⟨

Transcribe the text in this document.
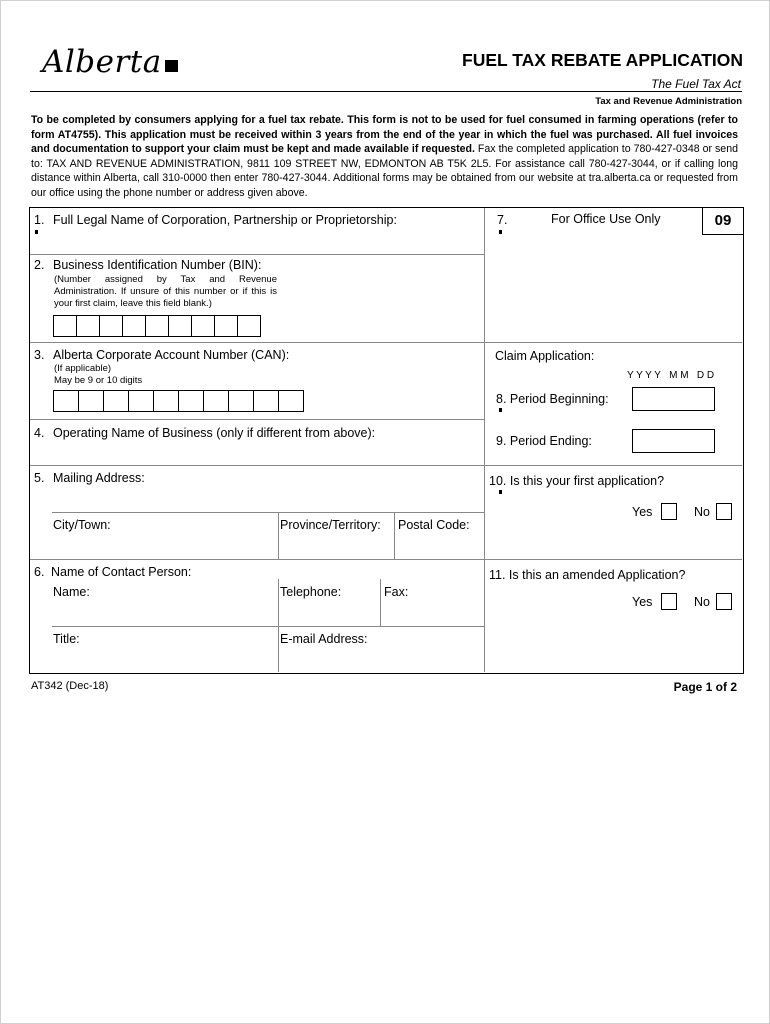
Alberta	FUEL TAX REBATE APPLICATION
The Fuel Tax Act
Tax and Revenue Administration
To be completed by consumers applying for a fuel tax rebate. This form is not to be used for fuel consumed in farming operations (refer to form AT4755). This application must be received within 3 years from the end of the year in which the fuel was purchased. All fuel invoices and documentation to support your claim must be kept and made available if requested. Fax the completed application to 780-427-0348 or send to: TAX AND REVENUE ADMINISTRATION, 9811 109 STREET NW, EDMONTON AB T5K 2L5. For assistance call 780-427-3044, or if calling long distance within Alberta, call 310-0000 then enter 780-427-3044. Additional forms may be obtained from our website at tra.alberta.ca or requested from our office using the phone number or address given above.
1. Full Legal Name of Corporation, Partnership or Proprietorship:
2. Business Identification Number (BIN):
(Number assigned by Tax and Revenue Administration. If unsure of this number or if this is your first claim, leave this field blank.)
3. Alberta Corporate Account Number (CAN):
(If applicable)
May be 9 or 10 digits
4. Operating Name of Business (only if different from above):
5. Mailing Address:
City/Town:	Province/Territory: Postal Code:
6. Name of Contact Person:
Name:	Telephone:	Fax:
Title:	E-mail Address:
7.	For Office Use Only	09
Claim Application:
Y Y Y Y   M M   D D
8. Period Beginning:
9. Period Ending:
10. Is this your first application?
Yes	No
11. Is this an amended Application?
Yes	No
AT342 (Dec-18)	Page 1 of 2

⟩

- _Exercise aim_:
Collect, from the material above, every line containing the word "Name".

- _Response for this exercise_:
1. Full Legal Name of Corporation, Partnership or Proprietorship:
4. Operating Name of Business (only if different from above):
6. Name of Contact Person:
Name:	Telephone:	Fax:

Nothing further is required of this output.